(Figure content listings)
====

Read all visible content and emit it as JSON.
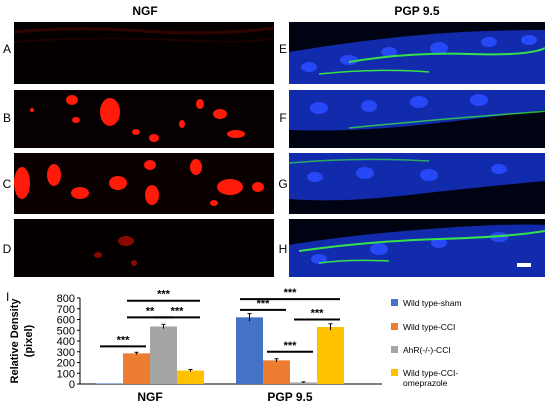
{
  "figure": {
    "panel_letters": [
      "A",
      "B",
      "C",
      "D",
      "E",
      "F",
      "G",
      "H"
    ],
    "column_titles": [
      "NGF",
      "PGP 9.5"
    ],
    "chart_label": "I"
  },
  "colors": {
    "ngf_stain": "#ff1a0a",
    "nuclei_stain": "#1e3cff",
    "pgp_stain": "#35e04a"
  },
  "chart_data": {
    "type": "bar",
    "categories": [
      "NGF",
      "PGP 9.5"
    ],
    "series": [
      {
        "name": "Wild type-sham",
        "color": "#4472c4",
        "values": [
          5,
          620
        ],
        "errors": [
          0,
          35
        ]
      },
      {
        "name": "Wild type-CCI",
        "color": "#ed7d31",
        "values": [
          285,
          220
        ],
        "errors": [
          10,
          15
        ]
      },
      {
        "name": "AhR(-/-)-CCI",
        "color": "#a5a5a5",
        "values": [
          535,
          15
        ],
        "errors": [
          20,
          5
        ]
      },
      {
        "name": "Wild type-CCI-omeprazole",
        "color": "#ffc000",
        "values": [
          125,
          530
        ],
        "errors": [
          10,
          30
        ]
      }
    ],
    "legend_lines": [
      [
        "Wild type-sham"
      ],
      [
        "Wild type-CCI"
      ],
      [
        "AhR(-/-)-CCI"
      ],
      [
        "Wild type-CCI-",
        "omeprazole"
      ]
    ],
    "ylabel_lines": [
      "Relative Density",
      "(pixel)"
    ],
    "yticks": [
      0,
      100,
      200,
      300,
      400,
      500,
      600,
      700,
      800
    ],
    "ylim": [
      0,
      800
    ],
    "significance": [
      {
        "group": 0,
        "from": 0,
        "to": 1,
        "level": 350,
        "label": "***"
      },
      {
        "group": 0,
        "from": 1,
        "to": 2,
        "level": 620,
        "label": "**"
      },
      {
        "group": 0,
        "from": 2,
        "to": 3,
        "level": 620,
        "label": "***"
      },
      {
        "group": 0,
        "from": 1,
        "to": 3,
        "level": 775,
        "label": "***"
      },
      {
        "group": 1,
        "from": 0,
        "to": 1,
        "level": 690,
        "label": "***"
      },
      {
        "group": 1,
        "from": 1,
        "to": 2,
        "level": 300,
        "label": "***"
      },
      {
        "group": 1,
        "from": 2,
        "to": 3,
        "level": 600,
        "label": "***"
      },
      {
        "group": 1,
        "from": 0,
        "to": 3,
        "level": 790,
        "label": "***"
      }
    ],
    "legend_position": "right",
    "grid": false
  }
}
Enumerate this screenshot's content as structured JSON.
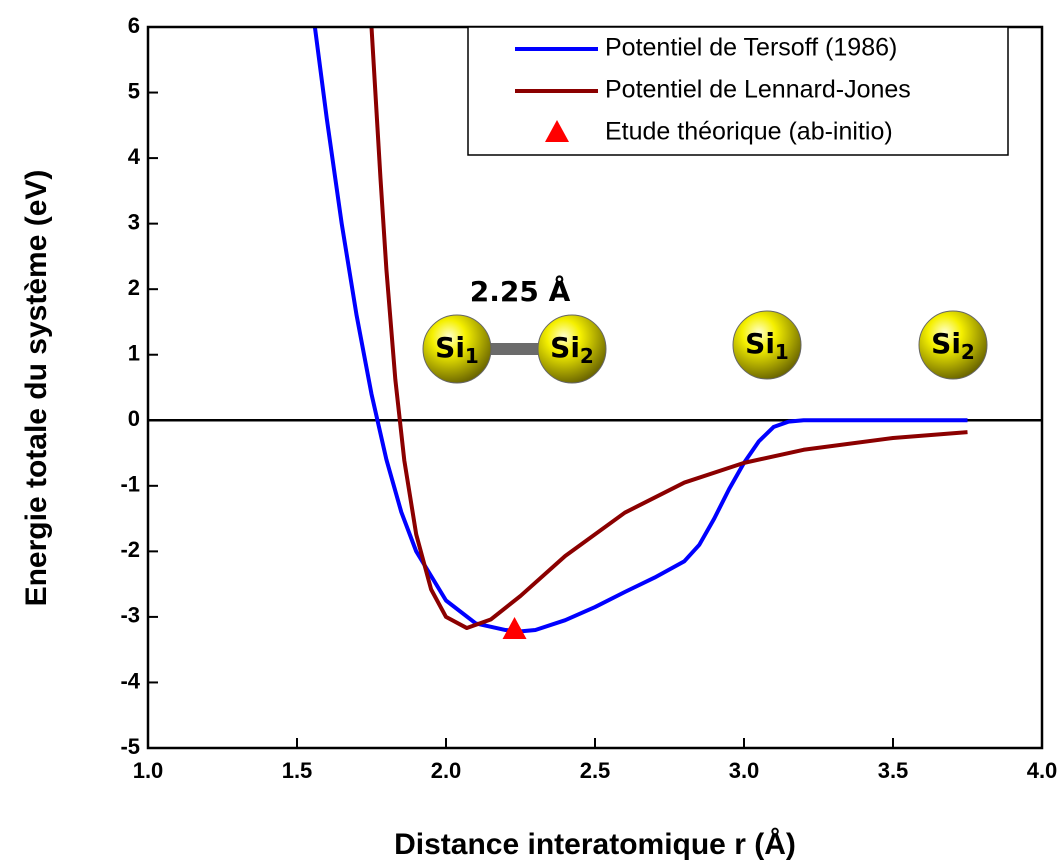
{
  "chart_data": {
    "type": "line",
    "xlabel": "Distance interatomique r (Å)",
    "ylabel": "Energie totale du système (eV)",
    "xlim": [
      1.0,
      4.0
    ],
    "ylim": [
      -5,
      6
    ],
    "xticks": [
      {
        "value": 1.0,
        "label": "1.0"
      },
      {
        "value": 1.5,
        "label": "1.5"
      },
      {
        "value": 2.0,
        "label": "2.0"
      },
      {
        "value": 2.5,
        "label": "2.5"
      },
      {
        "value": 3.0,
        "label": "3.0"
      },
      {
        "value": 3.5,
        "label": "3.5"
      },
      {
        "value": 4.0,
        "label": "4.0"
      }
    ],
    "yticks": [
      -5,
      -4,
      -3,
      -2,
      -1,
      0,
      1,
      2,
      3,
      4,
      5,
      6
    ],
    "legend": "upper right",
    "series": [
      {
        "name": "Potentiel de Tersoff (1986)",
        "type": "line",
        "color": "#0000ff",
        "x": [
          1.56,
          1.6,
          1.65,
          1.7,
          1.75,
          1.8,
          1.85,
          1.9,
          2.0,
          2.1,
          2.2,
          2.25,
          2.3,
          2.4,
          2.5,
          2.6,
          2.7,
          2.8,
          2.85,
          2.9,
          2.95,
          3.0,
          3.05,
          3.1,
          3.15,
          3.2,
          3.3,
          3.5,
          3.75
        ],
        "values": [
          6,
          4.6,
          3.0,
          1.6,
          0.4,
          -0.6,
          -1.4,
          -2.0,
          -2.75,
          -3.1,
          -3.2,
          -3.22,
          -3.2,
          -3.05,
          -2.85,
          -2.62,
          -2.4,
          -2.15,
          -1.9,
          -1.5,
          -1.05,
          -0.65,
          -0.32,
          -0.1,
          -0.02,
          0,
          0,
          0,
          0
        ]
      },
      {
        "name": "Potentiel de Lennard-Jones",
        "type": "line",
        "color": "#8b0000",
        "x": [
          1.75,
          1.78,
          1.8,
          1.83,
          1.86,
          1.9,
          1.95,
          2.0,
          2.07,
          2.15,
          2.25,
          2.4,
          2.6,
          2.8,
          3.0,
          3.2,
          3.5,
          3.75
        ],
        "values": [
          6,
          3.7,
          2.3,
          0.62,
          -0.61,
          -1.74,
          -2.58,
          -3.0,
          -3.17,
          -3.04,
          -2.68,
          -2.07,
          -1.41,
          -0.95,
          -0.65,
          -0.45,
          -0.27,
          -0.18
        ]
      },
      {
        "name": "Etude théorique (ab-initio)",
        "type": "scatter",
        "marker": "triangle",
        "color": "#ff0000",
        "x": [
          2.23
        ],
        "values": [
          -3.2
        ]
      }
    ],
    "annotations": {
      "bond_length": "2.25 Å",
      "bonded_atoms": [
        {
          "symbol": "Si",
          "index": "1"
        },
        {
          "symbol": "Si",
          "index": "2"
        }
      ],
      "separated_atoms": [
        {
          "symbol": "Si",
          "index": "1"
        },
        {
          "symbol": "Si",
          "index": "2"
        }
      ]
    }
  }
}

====

Instructions for the task>
Tally up how many lines in the preceding listing contain the word "omeprazole". Give nothing but the number.

Correct output>
2